_THE EXERCISE_. Write out the data below exactly as given, without any of its pictures.

_ROWS_.
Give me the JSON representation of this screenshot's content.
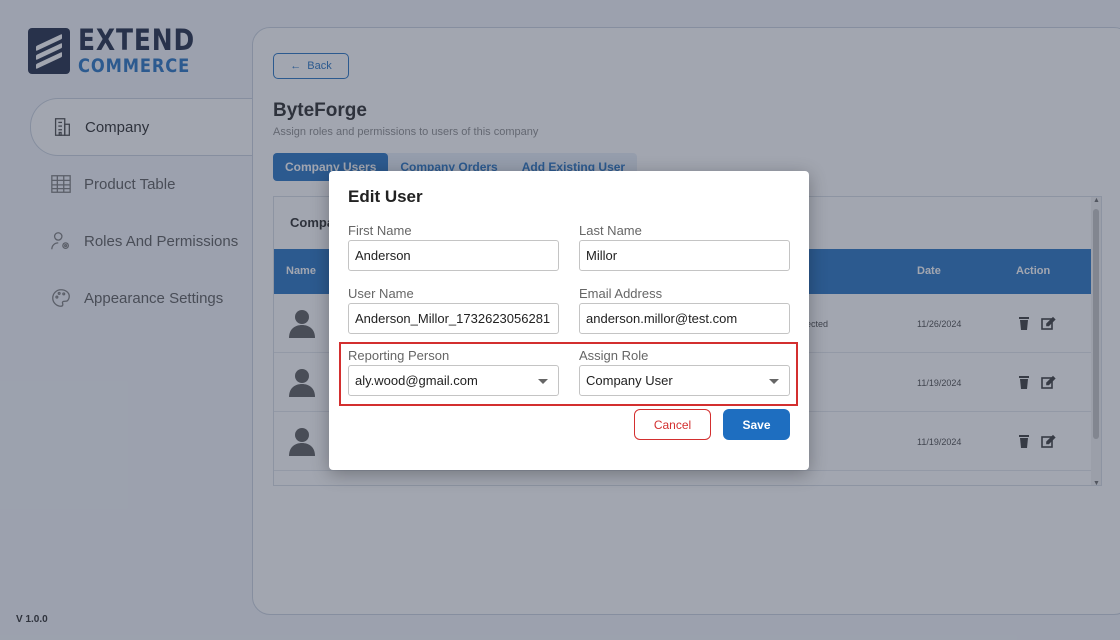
{
  "brand": {
    "line1": "EXTEND",
    "line2": "COMMERCE"
  },
  "sidebar": {
    "items": [
      {
        "label": "Company",
        "icon": "building-icon",
        "active": true
      },
      {
        "label": "Product Table",
        "icon": "table-icon",
        "active": false
      },
      {
        "label": "Roles And Permissions",
        "icon": "user-gear-icon",
        "active": false
      },
      {
        "label": "Appearance Settings",
        "icon": "palette-icon",
        "active": false
      }
    ],
    "version": "V 1.0.0"
  },
  "page": {
    "back_label": "Back",
    "title": "ByteForge",
    "subtitle": "Assign roles and permissions to users of this company",
    "tabs": [
      "Company Users",
      "Company Orders",
      "Add Existing User"
    ],
    "active_tab": "Company Users"
  },
  "table": {
    "title": "Compa",
    "columns": [
      "Name",
      "Date",
      "Action"
    ],
    "rows": [
      {
        "status": "lected",
        "date": "11/26/2024"
      },
      {
        "status": "",
        "date": "11/19/2024"
      },
      {
        "status": "",
        "date": "11/19/2024"
      }
    ]
  },
  "modal": {
    "title": "Edit User",
    "first_name_label": "First Name",
    "first_name_value": "Anderson",
    "last_name_label": "Last Name",
    "last_name_value": "Millor",
    "username_label": "User Name",
    "username_value": "Anderson_Millor_1732623056281",
    "email_label": "Email Address",
    "email_value": "anderson.millor@test.com",
    "reporting_label": "Reporting Person",
    "reporting_value": "aly.wood@gmail.com",
    "role_label": "Assign Role",
    "role_value": "Company User",
    "cancel_label": "Cancel",
    "save_label": "Save"
  },
  "colors": {
    "accent": "#1e6ec0",
    "danger": "#d32f2f",
    "brand_dark": "#16213e"
  }
}
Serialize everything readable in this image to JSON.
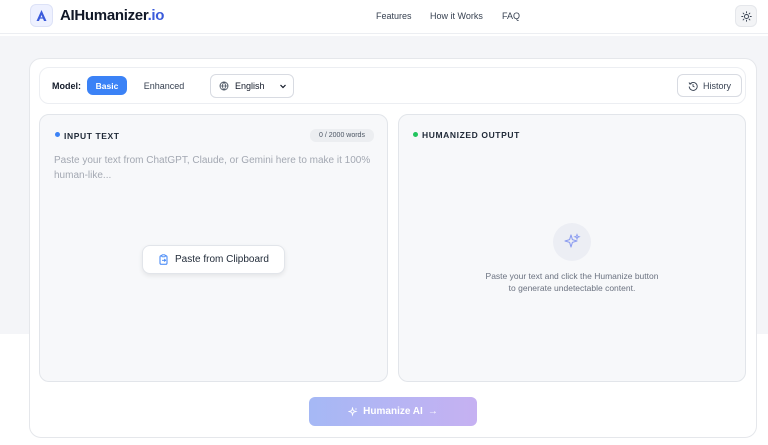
{
  "header": {
    "brand_main": "AIHumanizer",
    "brand_tld": ".io",
    "nav": [
      {
        "label": "Features"
      },
      {
        "label": "How it Works"
      },
      {
        "label": "FAQ"
      }
    ],
    "theme_icon": "sun-icon"
  },
  "toolbar": {
    "model_label": "Model:",
    "modes": [
      {
        "label": "Basic",
        "active": true
      },
      {
        "label": "Enhanced",
        "active": false
      }
    ],
    "language": "English",
    "history_label": "History"
  },
  "input": {
    "title": "INPUT TEXT",
    "word_count": "0 / 2000 words",
    "placeholder": "Paste your text from ChatGPT, Claude, or Gemini here to make it 100% human-like...",
    "paste_label": "Paste from Clipboard",
    "dot_color": "#3b82f6"
  },
  "output": {
    "title": "HUMANIZED OUTPUT",
    "empty_line1": "Paste your text and click the Humanize button",
    "empty_line2": "to generate undetectable content.",
    "dot_color": "#22c55e"
  },
  "action": {
    "humanize_label": "Humanize AI",
    "arrow": "→"
  },
  "colors": {
    "accent": "#3b82f6",
    "brand_tld": "#3b5bdb",
    "button_gradient_start": "#a5b8f5",
    "button_gradient_end": "#c6b1f2"
  }
}
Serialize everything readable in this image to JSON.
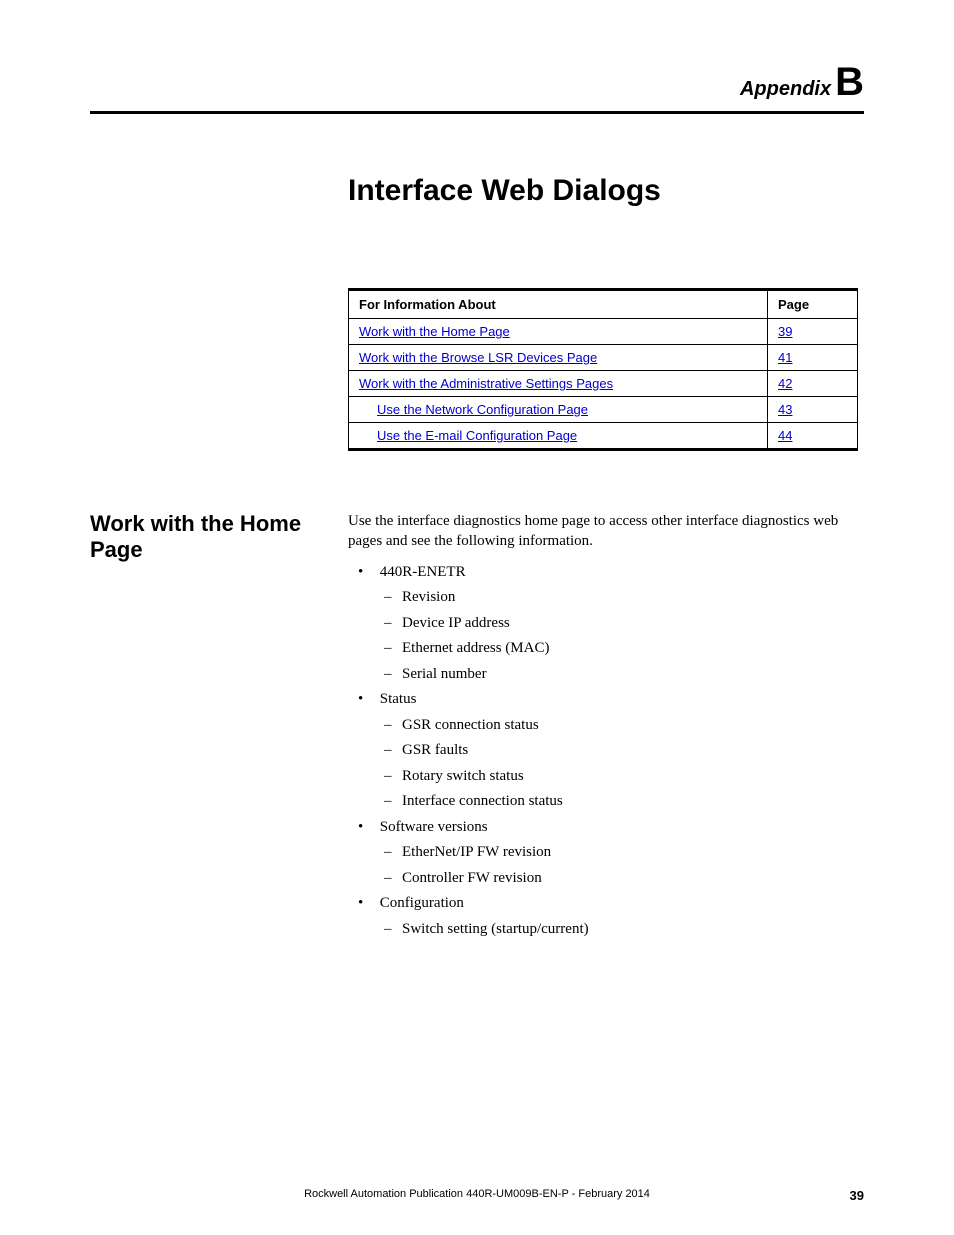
{
  "header": {
    "appendix_word": "Appendix",
    "appendix_letter": "B"
  },
  "chapter_title": "Interface Web Dialogs",
  "toc": {
    "col_info": "For Information About",
    "col_page": "Page",
    "rows": [
      {
        "label": "Work with the Home Page",
        "page": "39",
        "indent": 0
      },
      {
        "label": "Work with the Browse LSR Devices Page",
        "page": "41",
        "indent": 0
      },
      {
        "label": "Work with the Administrative Settings Pages",
        "page": "42",
        "indent": 0
      },
      {
        "label": "Use the Network Configuration Page",
        "page": "43",
        "indent": 1
      },
      {
        "label": "Use the E-mail Configuration Page",
        "page": "44",
        "indent": 1
      }
    ]
  },
  "section": {
    "heading": "Work with the Home Page",
    "intro": "Use the interface diagnostics home page to access other interface diagnostics web pages and see the following information.",
    "bullets": {
      "b0": "440R-ENETR",
      "b0_subs": {
        "s0": "Revision",
        "s1": "Device IP address",
        "s2": "Ethernet address (MAC)",
        "s3": "Serial number"
      },
      "b1": "Status",
      "b1_subs": {
        "s0": "GSR connection status",
        "s1": "GSR faults",
        "s2": "Rotary switch status",
        "s3": "Interface connection status"
      },
      "b2": "Software versions",
      "b2_subs": {
        "s0": "EtherNet/IP FW revision",
        "s1": "Controller FW revision"
      },
      "b3": "Configuration",
      "b3_subs": {
        "s0": "Switch setting (startup/current)"
      }
    }
  },
  "footer": {
    "publication": "Rockwell Automation Publication 440R-UM009B-EN-P - February 2014",
    "page_number": "39"
  }
}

_RESULT OF THIS TASK_.
Give me the JSON representation of this screenshot's content.
{
  "brand": {
    "line1": "EXTEND",
    "line2": "COMMERCE"
  },
  "sidebar": {
    "items": [
      {
        "label": "Company",
        "icon": "building-icon",
        "active": true
      },
      {
        "label": "Product Table",
        "icon": "table-icon",
        "active": false
      },
      {
        "label": "Roles And Permissions",
        "icon": "user-gear-icon",
        "active": false
      },
      {
        "label": "Appearance Settings",
        "icon": "palette-icon",
        "active": false
      }
    ],
    "version": "V 1.0.0"
  },
  "page": {
    "back_label": "Back",
    "title": "ByteForge",
    "subtitle": "Assign roles and permissions to users of this company",
    "tabs": [
      "Company Users",
      "Company Orders",
      "Add Existing User"
    ],
    "active_tab": "Company Users"
  },
  "table": {
    "title": "Compa",
    "columns": [
      "Name",
      "Date",
      "Action"
    ],
    "rows": [
      {
        "status": "lected",
        "date": "11/26/2024"
      },
      {
        "status": "",
        "date": "11/19/2024"
      },
      {
        "status": "",
        "date": "11/19/2024"
      }
    ]
  },
  "modal": {
    "title": "Edit User",
    "first_name_label": "First Name",
    "first_name_value": "Anderson",
    "last_name_label": "Last Name",
    "last_name_value": "Millor",
    "username_label": "User Name",
    "username_value": "Anderson_Millor_1732623056281",
    "email_label": "Email Address",
    "email_value": "anderson.millor@test.com",
    "reporting_label": "Reporting Person",
    "reporting_value": "aly.wood@gmail.com",
    "role_label": "Assign Role",
    "role_value": "Company User",
    "cancel_label": "Cancel",
    "save_label": "Save"
  },
  "colors": {
    "accent": "#1e6ec0",
    "danger": "#d32f2f",
    "brand_dark": "#16213e"
  }
}
Serialize everything readable in this image to JSON.
{
  "header": {
    "brand_main": "AIHumanizer",
    "brand_tld": ".io",
    "nav": [
      {
        "label": "Features"
      },
      {
        "label": "How it Works"
      },
      {
        "label": "FAQ"
      }
    ],
    "theme_icon": "sun-icon"
  },
  "toolbar": {
    "model_label": "Model:",
    "modes": [
      {
        "label": "Basic",
        "active": true
      },
      {
        "label": "Enhanced",
        "active": false
      }
    ],
    "language": "English",
    "history_label": "History"
  },
  "input": {
    "title": "INPUT TEXT",
    "word_count": "0 / 2000 words",
    "placeholder": "Paste your text from ChatGPT, Claude, or Gemini here to make it 100% human-like...",
    "paste_label": "Paste from Clipboard",
    "dot_color": "#3b82f6"
  },
  "output": {
    "title": "HUMANIZED OUTPUT",
    "empty_line1": "Paste your text and click the Humanize button",
    "empty_line2": "to generate undetectable content.",
    "dot_color": "#22c55e"
  },
  "action": {
    "humanize_label": "Humanize AI",
    "arrow": "→"
  },
  "colors": {
    "accent": "#3b82f6",
    "brand_tld": "#3b5bdb",
    "button_gradient_start": "#a5b8f5",
    "button_gradient_end": "#c6b1f2"
  }
}
Serialize everything readable in this image to JSON.
{
  "header": {
    "appendix_word": "Appendix",
    "appendix_letter": "B"
  },
  "chapter_title": "Interface Web Dialogs",
  "toc": {
    "col_info": "For Information About",
    "col_page": "Page",
    "rows": [
      {
        "label": "Work with the Home Page",
        "page": "39",
        "indent": 0
      },
      {
        "label": "Work with the Browse LSR Devices Page",
        "page": "41",
        "indent": 0
      },
      {
        "label": "Work with the Administrative Settings Pages",
        "page": "42",
        "indent": 0
      },
      {
        "label": "Use the Network Configuration Page",
        "page": "43",
        "indent": 1
      },
      {
        "label": "Use the E-mail Configuration Page",
        "page": "44",
        "indent": 1
      }
    ]
  },
  "section": {
    "heading": "Work with the Home Page",
    "intro": "Use the interface diagnostics home page to access other interface diagnostics web pages and see the following information.",
    "bullets": {
      "b0": "440R-ENETR",
      "b0_subs": {
        "s0": "Revision",
        "s1": "Device IP address",
        "s2": "Ethernet address (MAC)",
        "s3": "Serial number"
      },
      "b1": "Status",
      "b1_subs": {
        "s0": "GSR connection status",
        "s1": "GSR faults",
        "s2": "Rotary switch status",
        "s3": "Interface connection status"
      },
      "b2": "Software versions",
      "b2_subs": {
        "s0": "EtherNet/IP FW revision",
        "s1": "Controller FW revision"
      },
      "b3": "Configuration",
      "b3_subs": {
        "s0": "Switch setting (startup/current)"
      }
    }
  },
  "footer": {
    "publication": "Rockwell Automation Publication 440R-UM009B-EN-P - February 2014",
    "page_number": "39"
  }
}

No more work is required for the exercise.